[Recorded data]
::::::::
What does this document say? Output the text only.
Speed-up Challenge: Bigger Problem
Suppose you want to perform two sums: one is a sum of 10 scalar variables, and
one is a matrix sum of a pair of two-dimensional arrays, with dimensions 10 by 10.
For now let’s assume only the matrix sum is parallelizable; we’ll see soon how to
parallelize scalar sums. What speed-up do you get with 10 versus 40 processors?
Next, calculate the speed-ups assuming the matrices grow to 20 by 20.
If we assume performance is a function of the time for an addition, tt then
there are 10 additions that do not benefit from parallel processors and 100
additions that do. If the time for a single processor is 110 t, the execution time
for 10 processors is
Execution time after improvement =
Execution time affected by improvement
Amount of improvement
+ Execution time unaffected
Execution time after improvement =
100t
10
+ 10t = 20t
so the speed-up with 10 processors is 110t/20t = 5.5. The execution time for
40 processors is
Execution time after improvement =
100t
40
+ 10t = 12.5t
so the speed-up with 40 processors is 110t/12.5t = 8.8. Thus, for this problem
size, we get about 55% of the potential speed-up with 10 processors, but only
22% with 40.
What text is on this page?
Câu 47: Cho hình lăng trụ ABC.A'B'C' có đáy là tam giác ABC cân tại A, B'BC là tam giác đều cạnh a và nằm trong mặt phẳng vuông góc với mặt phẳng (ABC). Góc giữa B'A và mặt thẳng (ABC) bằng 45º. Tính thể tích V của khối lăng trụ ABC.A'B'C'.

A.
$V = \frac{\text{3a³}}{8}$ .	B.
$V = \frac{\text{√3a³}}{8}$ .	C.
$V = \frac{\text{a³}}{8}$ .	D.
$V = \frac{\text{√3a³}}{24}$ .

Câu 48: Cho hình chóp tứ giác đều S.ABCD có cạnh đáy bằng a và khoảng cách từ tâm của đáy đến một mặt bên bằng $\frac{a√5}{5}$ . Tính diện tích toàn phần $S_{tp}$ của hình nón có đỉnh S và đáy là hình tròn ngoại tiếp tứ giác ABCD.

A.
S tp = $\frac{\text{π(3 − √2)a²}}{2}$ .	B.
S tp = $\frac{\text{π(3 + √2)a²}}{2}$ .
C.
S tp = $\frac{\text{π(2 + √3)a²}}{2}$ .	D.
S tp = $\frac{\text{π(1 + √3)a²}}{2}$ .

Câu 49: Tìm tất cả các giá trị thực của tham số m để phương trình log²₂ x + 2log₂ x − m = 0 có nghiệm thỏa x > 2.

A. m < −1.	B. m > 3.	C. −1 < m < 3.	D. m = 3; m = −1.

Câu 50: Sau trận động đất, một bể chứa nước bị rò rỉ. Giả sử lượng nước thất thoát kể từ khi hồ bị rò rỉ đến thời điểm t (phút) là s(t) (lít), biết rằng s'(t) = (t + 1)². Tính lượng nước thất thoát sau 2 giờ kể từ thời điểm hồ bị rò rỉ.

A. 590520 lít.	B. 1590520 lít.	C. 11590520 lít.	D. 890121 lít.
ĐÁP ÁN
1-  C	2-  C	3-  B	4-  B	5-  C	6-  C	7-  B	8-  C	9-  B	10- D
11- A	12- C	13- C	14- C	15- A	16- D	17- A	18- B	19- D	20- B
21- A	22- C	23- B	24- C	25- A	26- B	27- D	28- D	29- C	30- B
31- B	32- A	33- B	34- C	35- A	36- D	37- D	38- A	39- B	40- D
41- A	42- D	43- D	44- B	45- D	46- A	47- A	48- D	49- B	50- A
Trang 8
::::::::
WORK TO COMPLETE
Quote, without alteration, the final stretch of the entries: the line with "What text is on this page?" onward to the last line.

FULL RESPONSE
What text is on this page?
Câu 47: Cho hình lăng trụ ABC.A'B'C' có đáy là tam giác ABC cân tại A, B'BC là tam giác đều cạnh a và nằm trong mặt phẳng vuông góc với mặt phẳng (ABC). Góc giữa B'A và mặt thẳng (ABC) bằng 45º. Tính thể tích V của khối lăng trụ ABC.A'B'C'.

A.
$V = \frac{\text{3a³}}{8}$ .	B.
$V = \frac{\text{√3a³}}{8}$ .	C.
$V = \frac{\text{a³}}{8}$ .	D.
$V = \frac{\text{√3a³}}{24}$ .

Câu 48: Cho hình chóp tứ giác đều S.ABCD có cạnh đáy bằng a và khoảng cách từ tâm của đáy đến một mặt bên bằng $\frac{a√5}{5}$ . Tính diện tích toàn phần $S_{tp}$ của hình nón có đỉnh S và đáy là hình tròn ngoại tiếp tứ giác ABCD.

A.
S tp = $\frac{\text{π(3 − √2)a²}}{2}$ .	B.
S tp = $\frac{\text{π(3 + √2)a²}}{2}$ .
C.
S tp = $\frac{\text{π(2 + √3)a²}}{2}$ .	D.
S tp = $\frac{\text{π(1 + √3)a²}}{2}$ .

Câu 49: Tìm tất cả các giá trị thực của tham số m để phương trình log²₂ x + 2log₂ x − m = 0 có nghiệm thỏa x > 2.

A. m < −1.	B. m > 3.	C. −1 < m < 3.	D. m = 3; m = −1.

Câu 50: Sau trận động đất, một bể chứa nước bị rò rỉ. Giả sử lượng nước thất thoát kể từ khi hồ bị rò rỉ đến thời điểm t (phút) là s(t) (lít), biết rằng s'(t) = (t + 1)². Tính lượng nước thất thoát sau 2 giờ kể từ thời điểm hồ bị rò rỉ.

A. 590520 lít.	B. 1590520 lít.	C. 11590520 lít.	D. 890121 lít.
ĐÁP ÁN
1-  C	2-  C	3-  B	4-  B	5-  C	6-  C	7-  B	8-  C	9-  B	10- D
11- A	12- C	13- C	14- C	15- A	16- D	17- A	18- B	19- D	20- B
21- A	22- C	23- B	24- C	25- A	26- B	27- D	28- D	29- C	30- B
31- B	32- A	33- B	34- C	35- A	36- D	37- D	38- A	39- B	40- D
41- A	42- D	43- D	44- B	45- D	46- A	47- A	48- D	49- B	50- A
Trang 8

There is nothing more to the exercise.